What to do -
Determine how many lines below hold the string "title". Reply with the number alone.

Record excerpts -
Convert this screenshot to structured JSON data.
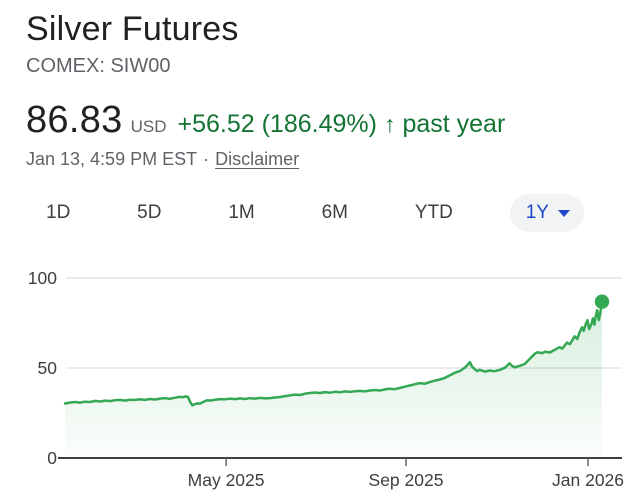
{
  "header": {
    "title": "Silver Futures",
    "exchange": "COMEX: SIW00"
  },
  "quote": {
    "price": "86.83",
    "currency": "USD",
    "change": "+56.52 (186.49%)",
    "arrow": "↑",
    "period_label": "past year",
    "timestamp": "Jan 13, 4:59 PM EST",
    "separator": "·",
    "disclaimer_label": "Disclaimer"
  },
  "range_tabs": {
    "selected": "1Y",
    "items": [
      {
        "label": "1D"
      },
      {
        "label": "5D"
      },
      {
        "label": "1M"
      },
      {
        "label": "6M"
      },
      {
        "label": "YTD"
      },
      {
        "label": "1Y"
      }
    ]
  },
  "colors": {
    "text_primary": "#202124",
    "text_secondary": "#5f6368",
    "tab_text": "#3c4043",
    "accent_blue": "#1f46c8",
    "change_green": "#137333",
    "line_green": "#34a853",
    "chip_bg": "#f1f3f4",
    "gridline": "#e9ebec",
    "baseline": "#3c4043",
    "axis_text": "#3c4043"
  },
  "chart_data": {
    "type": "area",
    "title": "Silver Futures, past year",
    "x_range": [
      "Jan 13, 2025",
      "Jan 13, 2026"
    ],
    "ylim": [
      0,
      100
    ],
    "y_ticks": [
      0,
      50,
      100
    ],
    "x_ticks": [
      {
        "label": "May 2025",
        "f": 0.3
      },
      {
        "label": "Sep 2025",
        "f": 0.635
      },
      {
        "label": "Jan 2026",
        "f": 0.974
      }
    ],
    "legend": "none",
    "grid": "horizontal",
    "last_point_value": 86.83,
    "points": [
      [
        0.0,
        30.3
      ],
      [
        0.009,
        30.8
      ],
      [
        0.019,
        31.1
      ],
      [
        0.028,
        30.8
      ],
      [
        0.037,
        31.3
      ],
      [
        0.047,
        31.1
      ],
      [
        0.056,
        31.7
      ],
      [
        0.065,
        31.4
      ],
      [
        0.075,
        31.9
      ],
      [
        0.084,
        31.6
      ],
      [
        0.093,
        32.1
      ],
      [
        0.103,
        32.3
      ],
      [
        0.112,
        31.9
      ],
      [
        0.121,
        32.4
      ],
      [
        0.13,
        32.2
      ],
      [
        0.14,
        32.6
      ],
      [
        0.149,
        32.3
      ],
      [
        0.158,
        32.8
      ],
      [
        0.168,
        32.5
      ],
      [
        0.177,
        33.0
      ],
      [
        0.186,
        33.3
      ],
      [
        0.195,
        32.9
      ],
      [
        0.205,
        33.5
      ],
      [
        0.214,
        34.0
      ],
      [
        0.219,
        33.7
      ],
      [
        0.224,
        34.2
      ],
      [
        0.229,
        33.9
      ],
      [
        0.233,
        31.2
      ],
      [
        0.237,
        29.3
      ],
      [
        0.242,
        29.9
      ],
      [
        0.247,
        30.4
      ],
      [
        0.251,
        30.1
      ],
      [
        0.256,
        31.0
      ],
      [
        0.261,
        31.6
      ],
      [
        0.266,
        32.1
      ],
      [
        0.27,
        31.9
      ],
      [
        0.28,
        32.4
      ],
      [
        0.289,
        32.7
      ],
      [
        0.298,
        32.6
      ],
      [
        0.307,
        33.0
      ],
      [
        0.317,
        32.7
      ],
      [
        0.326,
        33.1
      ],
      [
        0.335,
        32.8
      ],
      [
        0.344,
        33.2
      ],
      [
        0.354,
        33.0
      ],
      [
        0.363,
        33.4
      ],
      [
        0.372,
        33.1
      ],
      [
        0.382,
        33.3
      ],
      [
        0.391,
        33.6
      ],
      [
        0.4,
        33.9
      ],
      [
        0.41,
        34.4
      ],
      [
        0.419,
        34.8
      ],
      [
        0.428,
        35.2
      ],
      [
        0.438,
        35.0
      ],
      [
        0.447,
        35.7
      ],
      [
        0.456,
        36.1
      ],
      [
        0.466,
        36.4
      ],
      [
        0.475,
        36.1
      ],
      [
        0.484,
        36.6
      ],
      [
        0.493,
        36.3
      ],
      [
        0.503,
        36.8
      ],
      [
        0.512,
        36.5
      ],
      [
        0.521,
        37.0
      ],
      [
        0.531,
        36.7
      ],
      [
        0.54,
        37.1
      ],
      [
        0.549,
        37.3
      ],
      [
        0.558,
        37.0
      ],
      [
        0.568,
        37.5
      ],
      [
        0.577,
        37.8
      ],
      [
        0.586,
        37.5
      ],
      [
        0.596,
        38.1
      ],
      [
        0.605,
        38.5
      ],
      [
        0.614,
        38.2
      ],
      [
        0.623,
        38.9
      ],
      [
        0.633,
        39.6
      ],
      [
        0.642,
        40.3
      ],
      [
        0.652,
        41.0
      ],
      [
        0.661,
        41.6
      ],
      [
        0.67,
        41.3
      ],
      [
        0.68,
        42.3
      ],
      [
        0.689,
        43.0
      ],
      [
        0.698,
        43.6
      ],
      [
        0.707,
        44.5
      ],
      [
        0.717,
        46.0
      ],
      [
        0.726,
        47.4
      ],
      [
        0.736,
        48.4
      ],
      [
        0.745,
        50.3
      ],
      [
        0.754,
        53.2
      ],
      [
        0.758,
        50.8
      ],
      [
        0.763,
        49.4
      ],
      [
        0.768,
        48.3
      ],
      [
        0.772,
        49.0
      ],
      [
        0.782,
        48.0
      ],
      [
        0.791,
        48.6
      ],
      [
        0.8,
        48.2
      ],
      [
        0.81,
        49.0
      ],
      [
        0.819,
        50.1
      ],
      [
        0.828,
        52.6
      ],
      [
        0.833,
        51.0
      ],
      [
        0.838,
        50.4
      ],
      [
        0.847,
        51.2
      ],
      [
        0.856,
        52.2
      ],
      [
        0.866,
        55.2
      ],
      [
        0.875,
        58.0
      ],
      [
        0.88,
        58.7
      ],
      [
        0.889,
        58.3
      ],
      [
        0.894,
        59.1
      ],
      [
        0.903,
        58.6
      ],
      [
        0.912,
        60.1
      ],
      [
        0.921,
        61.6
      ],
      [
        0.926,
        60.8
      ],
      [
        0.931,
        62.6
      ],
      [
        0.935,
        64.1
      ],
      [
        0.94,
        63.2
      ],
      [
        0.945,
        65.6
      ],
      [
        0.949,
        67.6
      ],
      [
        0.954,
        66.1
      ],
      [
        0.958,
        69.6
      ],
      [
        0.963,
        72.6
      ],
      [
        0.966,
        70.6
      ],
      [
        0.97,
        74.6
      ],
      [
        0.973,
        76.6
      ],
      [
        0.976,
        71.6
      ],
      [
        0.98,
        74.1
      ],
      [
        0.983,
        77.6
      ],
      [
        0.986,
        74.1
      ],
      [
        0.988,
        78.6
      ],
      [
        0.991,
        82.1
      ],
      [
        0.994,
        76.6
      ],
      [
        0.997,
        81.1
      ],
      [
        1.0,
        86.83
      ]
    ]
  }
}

Exercise solution -
2